→ Task: Leaving out the pictures, please retype each record exactly.

[Figure contents as structured data]
::::::::
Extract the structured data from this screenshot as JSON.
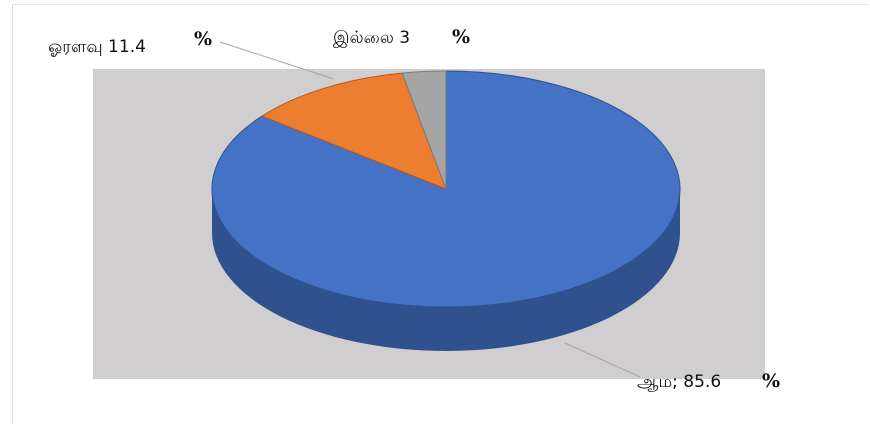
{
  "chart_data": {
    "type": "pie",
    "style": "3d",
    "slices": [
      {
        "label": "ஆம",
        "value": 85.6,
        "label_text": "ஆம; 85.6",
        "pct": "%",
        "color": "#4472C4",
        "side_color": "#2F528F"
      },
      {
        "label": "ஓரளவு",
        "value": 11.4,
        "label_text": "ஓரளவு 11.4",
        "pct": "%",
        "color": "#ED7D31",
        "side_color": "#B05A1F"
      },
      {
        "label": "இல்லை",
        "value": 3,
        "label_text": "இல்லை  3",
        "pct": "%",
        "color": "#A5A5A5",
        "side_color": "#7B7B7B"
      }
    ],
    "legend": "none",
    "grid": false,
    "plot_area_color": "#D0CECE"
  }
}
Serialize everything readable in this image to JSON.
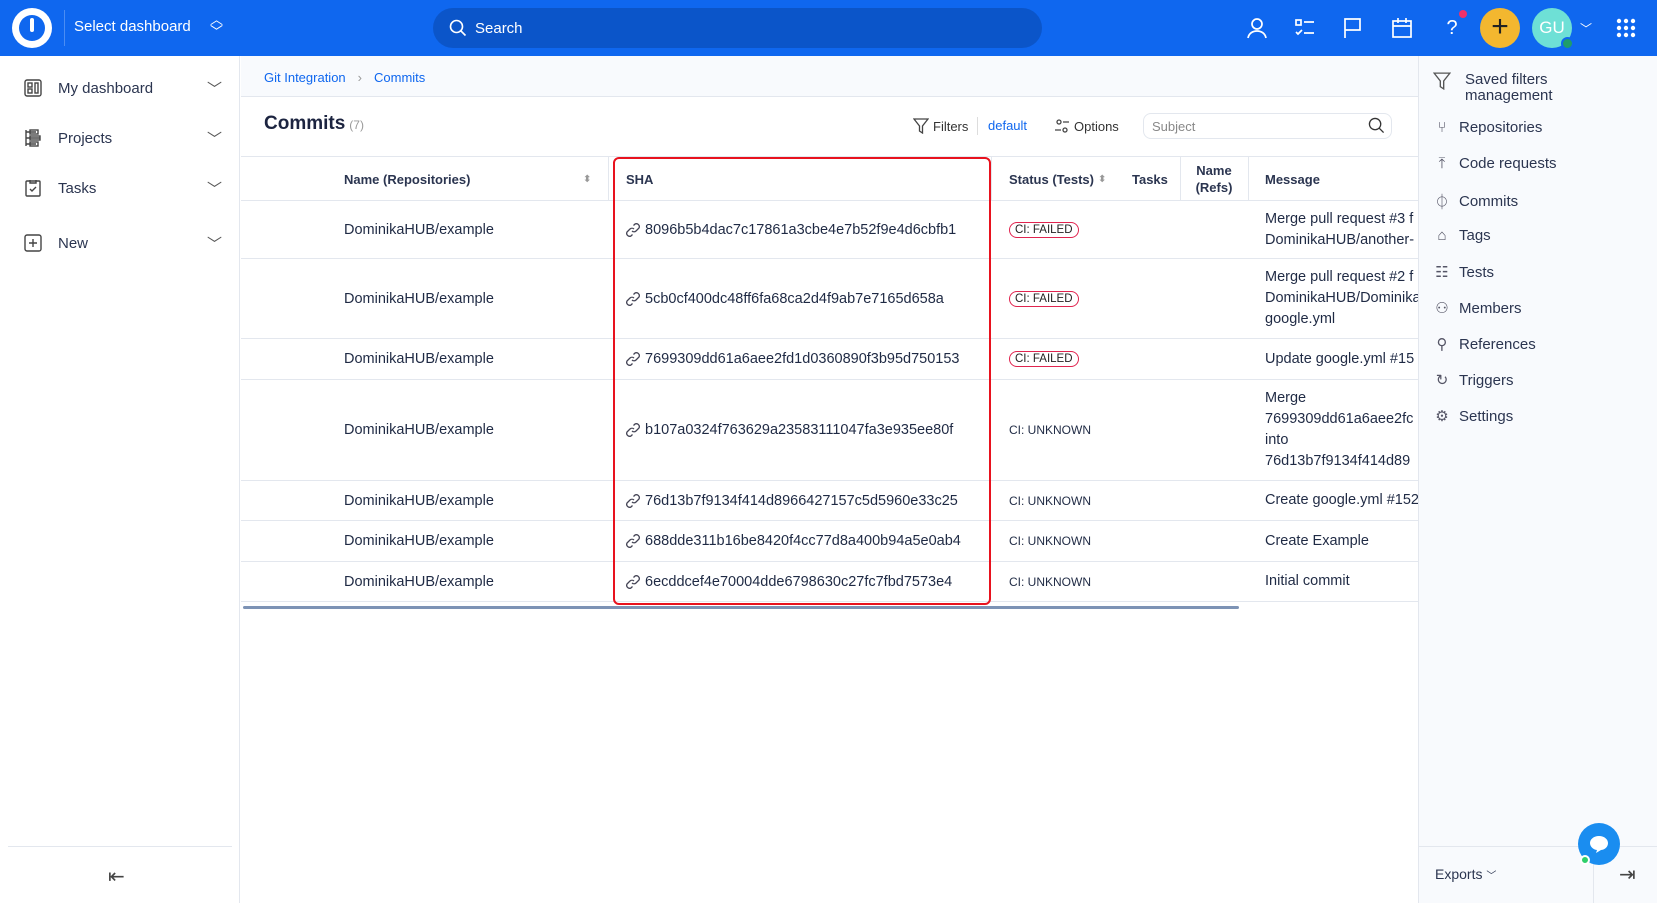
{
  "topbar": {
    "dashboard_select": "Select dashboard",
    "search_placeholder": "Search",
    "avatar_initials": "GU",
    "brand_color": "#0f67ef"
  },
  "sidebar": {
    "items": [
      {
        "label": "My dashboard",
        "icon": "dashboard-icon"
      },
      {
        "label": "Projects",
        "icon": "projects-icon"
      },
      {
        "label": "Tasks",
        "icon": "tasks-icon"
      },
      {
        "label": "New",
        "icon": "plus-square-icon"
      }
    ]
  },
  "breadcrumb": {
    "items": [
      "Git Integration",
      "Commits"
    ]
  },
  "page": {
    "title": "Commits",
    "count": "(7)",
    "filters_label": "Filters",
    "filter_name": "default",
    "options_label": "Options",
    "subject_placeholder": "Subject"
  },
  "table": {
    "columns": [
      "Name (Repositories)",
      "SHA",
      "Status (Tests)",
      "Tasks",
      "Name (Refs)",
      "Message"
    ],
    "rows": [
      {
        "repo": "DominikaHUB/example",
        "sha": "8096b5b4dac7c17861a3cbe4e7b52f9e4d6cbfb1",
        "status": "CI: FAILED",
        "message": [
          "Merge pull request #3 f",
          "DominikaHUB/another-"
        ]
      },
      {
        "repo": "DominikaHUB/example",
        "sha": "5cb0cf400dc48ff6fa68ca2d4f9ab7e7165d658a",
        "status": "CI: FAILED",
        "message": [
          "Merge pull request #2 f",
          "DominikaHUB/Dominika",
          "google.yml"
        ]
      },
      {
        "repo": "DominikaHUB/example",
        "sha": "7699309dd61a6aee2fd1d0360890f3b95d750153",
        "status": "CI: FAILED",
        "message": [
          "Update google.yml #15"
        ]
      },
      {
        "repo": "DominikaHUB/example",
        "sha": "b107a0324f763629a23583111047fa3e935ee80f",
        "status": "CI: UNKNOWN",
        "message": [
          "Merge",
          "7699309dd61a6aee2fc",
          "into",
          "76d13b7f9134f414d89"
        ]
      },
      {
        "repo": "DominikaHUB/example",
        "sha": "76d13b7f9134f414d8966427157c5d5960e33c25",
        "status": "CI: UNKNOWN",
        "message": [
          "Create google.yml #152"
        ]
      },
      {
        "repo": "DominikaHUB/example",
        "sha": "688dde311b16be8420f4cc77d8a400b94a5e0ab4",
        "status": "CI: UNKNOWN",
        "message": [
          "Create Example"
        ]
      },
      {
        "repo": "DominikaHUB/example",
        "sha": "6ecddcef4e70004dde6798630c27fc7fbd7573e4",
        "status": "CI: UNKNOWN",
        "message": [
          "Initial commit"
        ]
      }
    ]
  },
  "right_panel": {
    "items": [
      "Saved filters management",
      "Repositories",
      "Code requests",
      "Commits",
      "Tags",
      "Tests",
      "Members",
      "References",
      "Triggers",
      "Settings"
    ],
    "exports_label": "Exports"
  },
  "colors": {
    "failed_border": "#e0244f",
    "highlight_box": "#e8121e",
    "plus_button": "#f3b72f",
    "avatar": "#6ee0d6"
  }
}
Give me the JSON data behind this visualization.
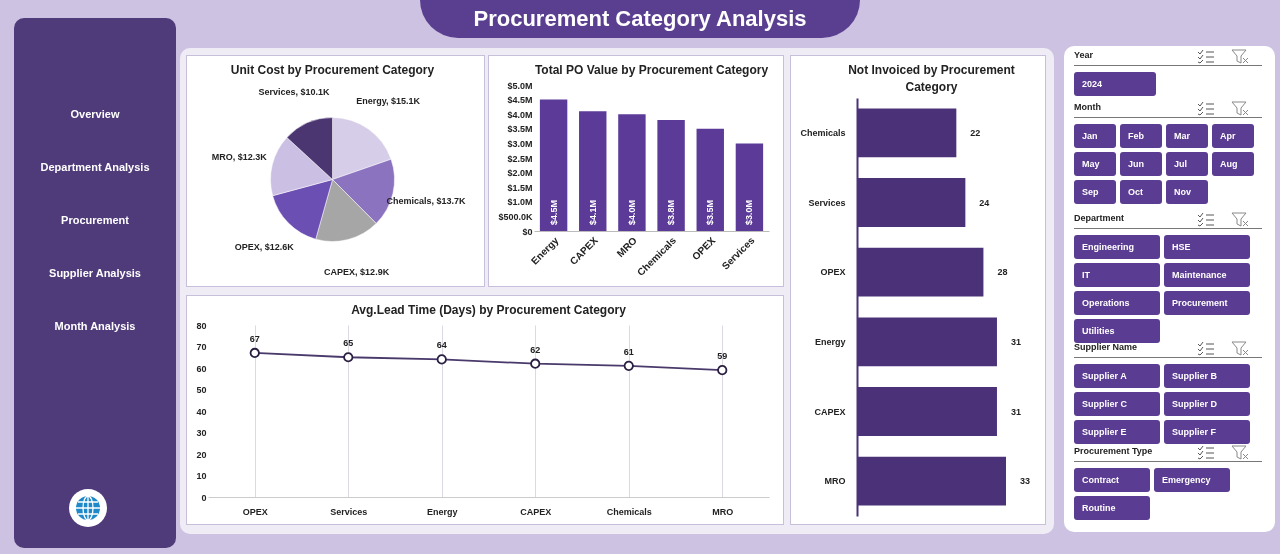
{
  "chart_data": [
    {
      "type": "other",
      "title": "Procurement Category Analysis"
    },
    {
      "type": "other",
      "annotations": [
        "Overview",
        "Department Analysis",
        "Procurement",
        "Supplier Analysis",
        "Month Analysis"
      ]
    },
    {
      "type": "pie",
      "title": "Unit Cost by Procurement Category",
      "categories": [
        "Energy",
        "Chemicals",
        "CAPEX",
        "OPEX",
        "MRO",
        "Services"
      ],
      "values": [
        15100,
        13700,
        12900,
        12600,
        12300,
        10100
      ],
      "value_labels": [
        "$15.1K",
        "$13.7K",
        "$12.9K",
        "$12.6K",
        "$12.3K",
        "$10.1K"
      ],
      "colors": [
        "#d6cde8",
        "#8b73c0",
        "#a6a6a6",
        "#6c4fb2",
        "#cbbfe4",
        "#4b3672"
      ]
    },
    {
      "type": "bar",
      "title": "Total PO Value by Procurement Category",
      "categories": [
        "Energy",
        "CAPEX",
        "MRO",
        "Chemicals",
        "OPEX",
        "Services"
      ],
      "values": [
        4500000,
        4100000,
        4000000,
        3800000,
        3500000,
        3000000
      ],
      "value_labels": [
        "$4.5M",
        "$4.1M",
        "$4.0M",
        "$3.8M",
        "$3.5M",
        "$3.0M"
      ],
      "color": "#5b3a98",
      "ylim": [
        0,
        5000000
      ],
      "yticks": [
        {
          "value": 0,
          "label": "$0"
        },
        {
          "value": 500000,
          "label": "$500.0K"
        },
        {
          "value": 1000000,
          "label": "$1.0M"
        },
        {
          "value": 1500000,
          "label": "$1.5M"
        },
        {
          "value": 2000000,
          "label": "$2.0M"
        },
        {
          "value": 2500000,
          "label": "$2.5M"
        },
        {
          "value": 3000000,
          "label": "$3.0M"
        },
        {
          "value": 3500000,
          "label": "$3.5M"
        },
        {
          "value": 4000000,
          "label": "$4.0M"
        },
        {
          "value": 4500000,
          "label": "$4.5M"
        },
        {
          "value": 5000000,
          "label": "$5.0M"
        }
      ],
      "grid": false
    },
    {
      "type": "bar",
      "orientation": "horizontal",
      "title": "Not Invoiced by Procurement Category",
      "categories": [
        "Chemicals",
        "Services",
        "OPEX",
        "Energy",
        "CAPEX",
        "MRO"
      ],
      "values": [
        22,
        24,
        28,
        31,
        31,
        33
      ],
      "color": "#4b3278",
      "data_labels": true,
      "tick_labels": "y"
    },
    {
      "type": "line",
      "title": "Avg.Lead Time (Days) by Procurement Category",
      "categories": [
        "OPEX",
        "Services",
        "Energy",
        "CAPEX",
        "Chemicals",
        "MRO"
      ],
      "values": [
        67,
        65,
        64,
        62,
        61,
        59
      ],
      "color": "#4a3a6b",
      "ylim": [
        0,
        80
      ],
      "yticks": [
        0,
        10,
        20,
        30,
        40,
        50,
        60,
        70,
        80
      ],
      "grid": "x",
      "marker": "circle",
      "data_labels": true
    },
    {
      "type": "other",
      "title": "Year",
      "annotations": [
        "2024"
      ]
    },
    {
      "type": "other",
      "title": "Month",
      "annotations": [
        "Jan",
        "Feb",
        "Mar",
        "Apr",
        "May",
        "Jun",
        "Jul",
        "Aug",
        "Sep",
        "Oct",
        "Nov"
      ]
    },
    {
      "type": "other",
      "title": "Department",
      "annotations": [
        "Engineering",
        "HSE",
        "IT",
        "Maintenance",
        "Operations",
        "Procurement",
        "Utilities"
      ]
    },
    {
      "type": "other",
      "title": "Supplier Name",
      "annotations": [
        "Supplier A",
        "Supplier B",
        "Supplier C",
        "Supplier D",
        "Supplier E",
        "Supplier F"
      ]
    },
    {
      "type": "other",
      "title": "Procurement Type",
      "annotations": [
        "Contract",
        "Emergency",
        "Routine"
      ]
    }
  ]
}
::::::::
→ Final result:
Extract the structured data from this screenshot as JSON.
{
  "chart_data": {
    "type": "pie",
    "style": "3d",
    "slices": [
      {
        "label": "ஆம",
        "value": 85.6,
        "label_text": "ஆம; 85.6",
        "pct": "%",
        "color": "#4472C4",
        "side_color": "#2F528F"
      },
      {
        "label": "ஓரளவு",
        "value": 11.4,
        "label_text": "ஓரளவு 11.4",
        "pct": "%",
        "color": "#ED7D31",
        "side_color": "#B05A1F"
      },
      {
        "label": "இல்லை",
        "value": 3,
        "label_text": "இல்லை  3",
        "pct": "%",
        "color": "#A5A5A5",
        "side_color": "#7B7B7B"
      }
    ],
    "legend": "none",
    "grid": false,
    "plot_area_color": "#D0CECE"
  }
}
Serialize everything readable in this image to JSON.
{
  "topbar": {
    "dashboard_select": "Select dashboard",
    "search_placeholder": "Search",
    "avatar_initials": "GU",
    "brand_color": "#0f67ef"
  },
  "sidebar": {
    "items": [
      {
        "label": "My dashboard",
        "icon": "dashboard-icon"
      },
      {
        "label": "Projects",
        "icon": "projects-icon"
      },
      {
        "label": "Tasks",
        "icon": "tasks-icon"
      },
      {
        "label": "New",
        "icon": "plus-square-icon"
      }
    ]
  },
  "breadcrumb": {
    "items": [
      "Git Integration",
      "Commits"
    ]
  },
  "page": {
    "title": "Commits",
    "count": "(7)",
    "filters_label": "Filters",
    "filter_name": "default",
    "options_label": "Options",
    "subject_placeholder": "Subject"
  },
  "table": {
    "columns": [
      "Name (Repositories)",
      "SHA",
      "Status (Tests)",
      "Tasks",
      "Name (Refs)",
      "Message"
    ],
    "rows": [
      {
        "repo": "DominikaHUB/example",
        "sha": "8096b5b4dac7c17861a3cbe4e7b52f9e4d6cbfb1",
        "status": "CI: FAILED",
        "message": [
          "Merge pull request #3 f",
          "DominikaHUB/another-"
        ]
      },
      {
        "repo": "DominikaHUB/example",
        "sha": "5cb0cf400dc48ff6fa68ca2d4f9ab7e7165d658a",
        "status": "CI: FAILED",
        "message": [
          "Merge pull request #2 f",
          "DominikaHUB/Dominika",
          "google.yml"
        ]
      },
      {
        "repo": "DominikaHUB/example",
        "sha": "7699309dd61a6aee2fd1d0360890f3b95d750153",
        "status": "CI: FAILED",
        "message": [
          "Update google.yml #15"
        ]
      },
      {
        "repo": "DominikaHUB/example",
        "sha": "b107a0324f763629a23583111047fa3e935ee80f",
        "status": "CI: UNKNOWN",
        "message": [
          "Merge",
          "7699309dd61a6aee2fc",
          "into",
          "76d13b7f9134f414d89"
        ]
      },
      {
        "repo": "DominikaHUB/example",
        "sha": "76d13b7f9134f414d8966427157c5d5960e33c25",
        "status": "CI: UNKNOWN",
        "message": [
          "Create google.yml #152"
        ]
      },
      {
        "repo": "DominikaHUB/example",
        "sha": "688dde311b16be8420f4cc77d8a400b94a5e0ab4",
        "status": "CI: UNKNOWN",
        "message": [
          "Create Example"
        ]
      },
      {
        "repo": "DominikaHUB/example",
        "sha": "6ecddcef4e70004dde6798630c27fc7fbd7573e4",
        "status": "CI: UNKNOWN",
        "message": [
          "Initial commit"
        ]
      }
    ]
  },
  "right_panel": {
    "items": [
      "Saved filters management",
      "Repositories",
      "Code requests",
      "Commits",
      "Tags",
      "Tests",
      "Members",
      "References",
      "Triggers",
      "Settings"
    ],
    "exports_label": "Exports"
  },
  "colors": {
    "failed_border": "#e0244f",
    "highlight_box": "#e8121e",
    "plus_button": "#f3b72f",
    "avatar": "#6ee0d6"
  }
}
Give me the JSON data behind this visualization.
{
  "chart_data": [
    {
      "type": "other",
      "title": "Procurement Category Analysis"
    },
    {
      "type": "other",
      "annotations": [
        "Overview",
        "Department Analysis",
        "Procurement",
        "Supplier Analysis",
        "Month Analysis"
      ]
    },
    {
      "type": "pie",
      "title": "Unit Cost by Procurement Category",
      "categories": [
        "Energy",
        "Chemicals",
        "CAPEX",
        "OPEX",
        "MRO",
        "Services"
      ],
      "values": [
        15100,
        13700,
        12900,
        12600,
        12300,
        10100
      ],
      "value_labels": [
        "$15.1K",
        "$13.7K",
        "$12.9K",
        "$12.6K",
        "$12.3K",
        "$10.1K"
      ],
      "colors": [
        "#d6cde8",
        "#8b73c0",
        "#a6a6a6",
        "#6c4fb2",
        "#cbbfe4",
        "#4b3672"
      ]
    },
    {
      "type": "bar",
      "title": "Total PO Value by Procurement Category",
      "categories": [
        "Energy",
        "CAPEX",
        "MRO",
        "Chemicals",
        "OPEX",
        "Services"
      ],
      "values": [
        4500000,
        4100000,
        4000000,
        3800000,
        3500000,
        3000000
      ],
      "value_labels": [
        "$4.5M",
        "$4.1M",
        "$4.0M",
        "$3.8M",
        "$3.5M",
        "$3.0M"
      ],
      "color": "#5b3a98",
      "ylim": [
        0,
        5000000
      ],
      "yticks": [
        {
          "value": 0,
          "label": "$0"
        },
        {
          "value": 500000,
          "label": "$500.0K"
        },
        {
          "value": 1000000,
          "label": "$1.0M"
        },
        {
          "value": 1500000,
          "label": "$1.5M"
        },
        {
          "value": 2000000,
          "label": "$2.0M"
        },
        {
          "value": 2500000,
          "label": "$2.5M"
        },
        {
          "value": 3000000,
          "label": "$3.0M"
        },
        {
          "value": 3500000,
          "label": "$3.5M"
        },
        {
          "value": 4000000,
          "label": "$4.0M"
        },
        {
          "value": 4500000,
          "label": "$4.5M"
        },
        {
          "value": 5000000,
          "label": "$5.0M"
        }
      ],
      "grid": false
    },
    {
      "type": "bar",
      "orientation": "horizontal",
      "title": "Not Invoiced by Procurement Category",
      "categories": [
        "Chemicals",
        "Services",
        "OPEX",
        "Energy",
        "CAPEX",
        "MRO"
      ],
      "values": [
        22,
        24,
        28,
        31,
        31,
        33
      ],
      "color": "#4b3278",
      "data_labels": true,
      "tick_labels": "y"
    },
    {
      "type": "line",
      "title": "Avg.Lead Time (Days) by Procurement Category",
      "categories": [
        "OPEX",
        "Services",
        "Energy",
        "CAPEX",
        "Chemicals",
        "MRO"
      ],
      "values": [
        67,
        65,
        64,
        62,
        61,
        59
      ],
      "color": "#4a3a6b",
      "ylim": [
        0,
        80
      ],
      "yticks": [
        0,
        10,
        20,
        30,
        40,
        50,
        60,
        70,
        80
      ],
      "grid": "x",
      "marker": "circle",
      "data_labels": true
    },
    {
      "type": "other",
      "title": "Year",
      "annotations": [
        "2024"
      ]
    },
    {
      "type": "other",
      "title": "Month",
      "annotations": [
        "Jan",
        "Feb",
        "Mar",
        "Apr",
        "May",
        "Jun",
        "Jul",
        "Aug",
        "Sep",
        "Oct",
        "Nov"
      ]
    },
    {
      "type": "other",
      "title": "Department",
      "annotations": [
        "Engineering",
        "HSE",
        "IT",
        "Maintenance",
        "Operations",
        "Procurement",
        "Utilities"
      ]
    },
    {
      "type": "other",
      "title": "Supplier Name",
      "annotations": [
        "Supplier A",
        "Supplier B",
        "Supplier C",
        "Supplier D",
        "Supplier E",
        "Supplier F"
      ]
    },
    {
      "type": "other",
      "title": "Procurement Type",
      "annotations": [
        "Contract",
        "Emergency",
        "Routine"
      ]
    }
  ]
}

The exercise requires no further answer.